→ To do: Repeat every entry word for word, but leave the images out of your copy.

....................

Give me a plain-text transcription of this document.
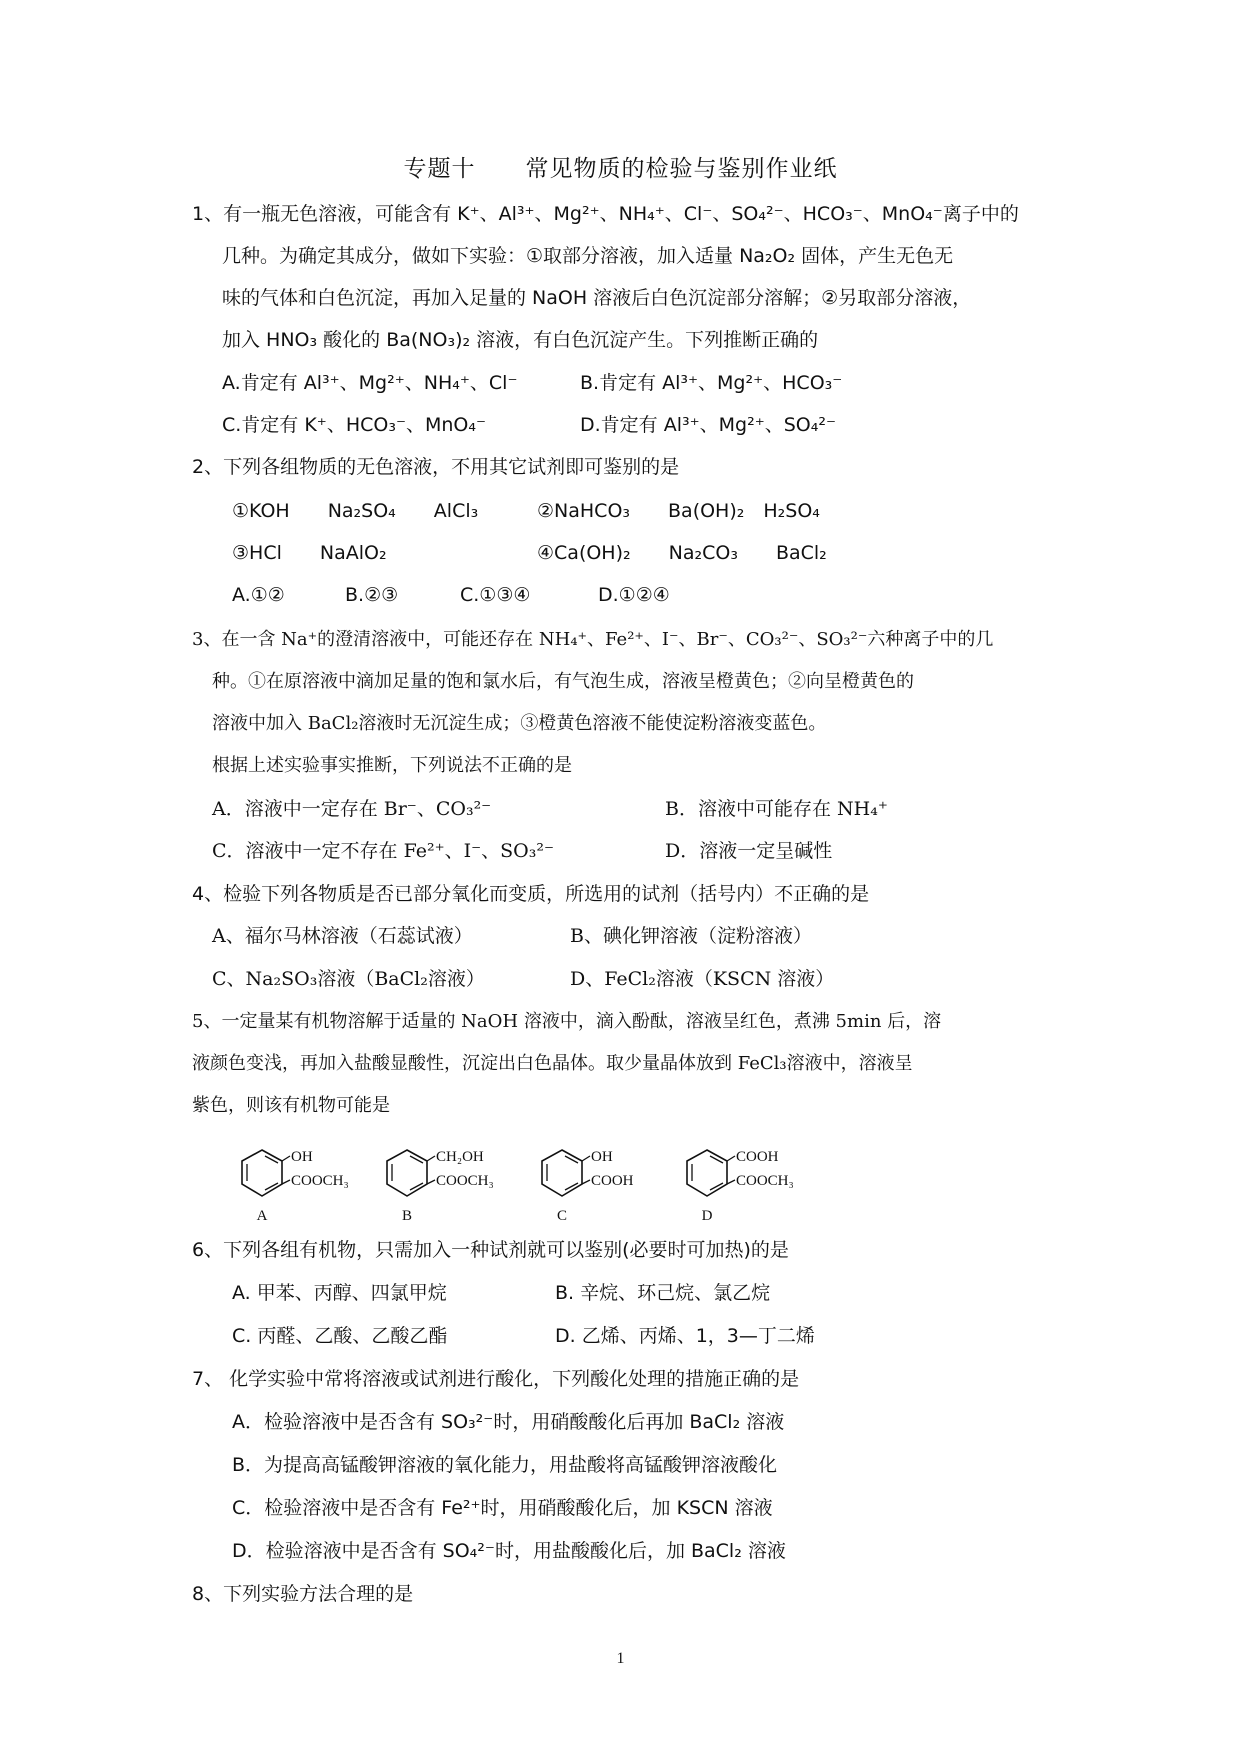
专题十 常见物质的检验与鉴别作业纸
1、有一瓶无色溶液，可能含有 K⁺、Al³⁺、Mg²⁺、NH₄⁺、Cl⁻、SO₄²⁻、HCO₃⁻、MnO₄⁻离子中的
几种。为确定其成分，做如下实验：①取部分溶液，加入适量 Na₂O₂ 固体，产生无色无
味的气体和白色沉淀，再加入足量的 NaOH 溶液后白色沉淀部分溶解；②另取部分溶液，
加入 HNO₃ 酸化的 Ba(NO₃)₂ 溶液，有白色沉淀产生。下列推断正确的
A.肯定有 Al³⁺、Mg²⁺、NH₄⁺、Cl⁻	B.肯定有 Al³⁺、Mg²⁺、HCO₃⁻
C.肯定有 K⁺、HCO₃⁻、MnO₄⁻	D.肯定有 Al³⁺、Mg²⁺、SO₄²⁻
2、下列各组物质的无色溶液，不用其它试剂即可鉴别的是
①KOH　　Na₂SO₄　　AlCl₃	②NaHCO₃　　Ba(OH)₂　H₂SO₄
③HCl　　NaAlO₂	④Ca(OH)₂　　Na₂CO₃　　BaCl₂
A.①②	B.②③	C.①③④	D.①②④
3、在一含 Na⁺的澄清溶液中，可能还存在 NH₄⁺、Fe²⁺、I⁻、Br⁻、CO₃²⁻、SO₃²⁻六种离子中的几
种。①在原溶液中滴加足量的饱和氯水后，有气泡生成，溶液呈橙黄色；②向呈橙黄色的
溶液中加入 BaCl₂溶液时无沉淀生成；③橙黄色溶液不能使淀粉溶液变蓝色。
根据上述实验事实推断，下列说法不正确的是
A．溶液中一定存在 Br⁻、CO₃²⁻	B．溶液中可能存在 NH₄⁺
C．溶液中一定不存在 Fe²⁺、I⁻、SO₃²⁻	D．溶液一定呈碱性
4、检验下列各物质是否已部分氧化而变质，所选用的试剂（括号内）不正确的是
A、福尔马林溶液（石蕊试液）	B、碘化钾溶液（淀粉溶液）
C、Na₂SO₃溶液（BaCl₂溶液）	D、FeCl₂溶液（KSCN 溶液）
5、一定量某有机物溶解于适量的 NaOH 溶液中，滴入酚酞，溶液呈红色，煮沸 5min 后，溶
液颜色变浅，再加入盐酸显酸性，沉淀出白色晶体。取少量晶体放到 FeCl₃溶液中，溶液呈
紫色，则该有机物可能是
OH
COOCH₃
A
CH₂OH
COOCH₃
B
OH
COOH
C
COOH
COOCH₃
D
6、下列各组有机物，只需加入一种试剂就可以鉴别(必要时可加热)的是
A. 甲苯、丙醇、四氯甲烷	B. 辛烷、环己烷、氯乙烷
C. 丙醛、乙酸、乙酸乙酯	D. 乙烯、丙烯、1，3—丁二烯
7、 化学实验中常将溶液或试剂进行酸化，下列酸化处理的措施正确的是
A．检验溶液中是否含有 SO₃²⁻时，用硝酸酸化后再加 BaCl₂ 溶液
B．为提高高锰酸钾溶液的氧化能力，用盐酸将高锰酸钾溶液酸化
C．检验溶液中是否含有 Fe²⁺时，用硝酸酸化后，加 KSCN 溶液
D．检验溶液中是否含有 SO₄²⁻时，用盐酸酸化后，加 BaCl₂ 溶液
8、下列实验方法合理的是
1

....................

→ Written solution:
Give me a plain-text transcription of this document.
专题十 常见物质的检验与鉴别作业纸
1、有一瓶无色溶液，可能含有 K⁺、Al³⁺、Mg²⁺、NH₄⁺、Cl⁻、SO₄²⁻、HCO₃⁻、MnO₄⁻离子中的
几种。为确定其成分，做如下实验：①取部分溶液，加入适量 Na₂O₂ 固体，产生无色无
味的气体和白色沉淀，再加入足量的 NaOH 溶液后白色沉淀部分溶解；②另取部分溶液，
加入 HNO₃ 酸化的 Ba(NO₃)₂ 溶液，有白色沉淀产生。下列推断正确的
A.肯定有 Al³⁺、Mg²⁺、NH₄⁺、Cl⁻	B.肯定有 Al³⁺、Mg²⁺、HCO₃⁻
C.肯定有 K⁺、HCO₃⁻、MnO₄⁻	D.肯定有 Al³⁺、Mg²⁺、SO₄²⁻
2、下列各组物质的无色溶液，不用其它试剂即可鉴别的是
①KOH　　Na₂SO₄　　AlCl₃	②NaHCO₃　　Ba(OH)₂　H₂SO₄
③HCl　　NaAlO₂	④Ca(OH)₂　　Na₂CO₃　　BaCl₂
A.①②	B.②③	C.①③④	D.①②④
3、在一含 Na⁺的澄清溶液中，可能还存在 NH₄⁺、Fe²⁺、I⁻、Br⁻、CO₃²⁻、SO₃²⁻六种离子中的几
种。①在原溶液中滴加足量的饱和氯水后，有气泡生成，溶液呈橙黄色；②向呈橙黄色的
溶液中加入 BaCl₂溶液时无沉淀生成；③橙黄色溶液不能使淀粉溶液变蓝色。
根据上述实验事实推断，下列说法不正确的是
A．溶液中一定存在 Br⁻、CO₃²⁻	B．溶液中可能存在 NH₄⁺
C．溶液中一定不存在 Fe²⁺、I⁻、SO₃²⁻	D．溶液一定呈碱性
4、检验下列各物质是否已部分氧化而变质，所选用的试剂（括号内）不正确的是
A、福尔马林溶液（石蕊试液）	B、碘化钾溶液（淀粉溶液）
C、Na₂SO₃溶液（BaCl₂溶液）	D、FeCl₂溶液（KSCN 溶液）
5、一定量某有机物溶解于适量的 NaOH 溶液中，滴入酚酞，溶液呈红色，煮沸 5min 后，溶
液颜色变浅，再加入盐酸显酸性，沉淀出白色晶体。取少量晶体放到 FeCl₃溶液中，溶液呈
紫色，则该有机物可能是
OH
COOCH₃
A
CH₂OH
COOCH₃
B
OH
COOH
C
COOH
COOCH₃
D
6、下列各组有机物，只需加入一种试剂就可以鉴别(必要时可加热)的是
A. 甲苯、丙醇、四氯甲烷	B. 辛烷、环己烷、氯乙烷
C. 丙醛、乙酸、乙酸乙酯	D. 乙烯、丙烯、1，3—丁二烯
7、 化学实验中常将溶液或试剂进行酸化，下列酸化处理的措施正确的是
A．检验溶液中是否含有 SO₃²⁻时，用硝酸酸化后再加 BaCl₂ 溶液
B．为提高高锰酸钾溶液的氧化能力，用盐酸将高锰酸钾溶液酸化
C．检验溶液中是否含有 Fe²⁺时，用硝酸酸化后，加 KSCN 溶液
D．检验溶液中是否含有 SO₄²⁻时，用盐酸酸化后，加 BaCl₂ 溶液
8、下列实验方法合理的是
1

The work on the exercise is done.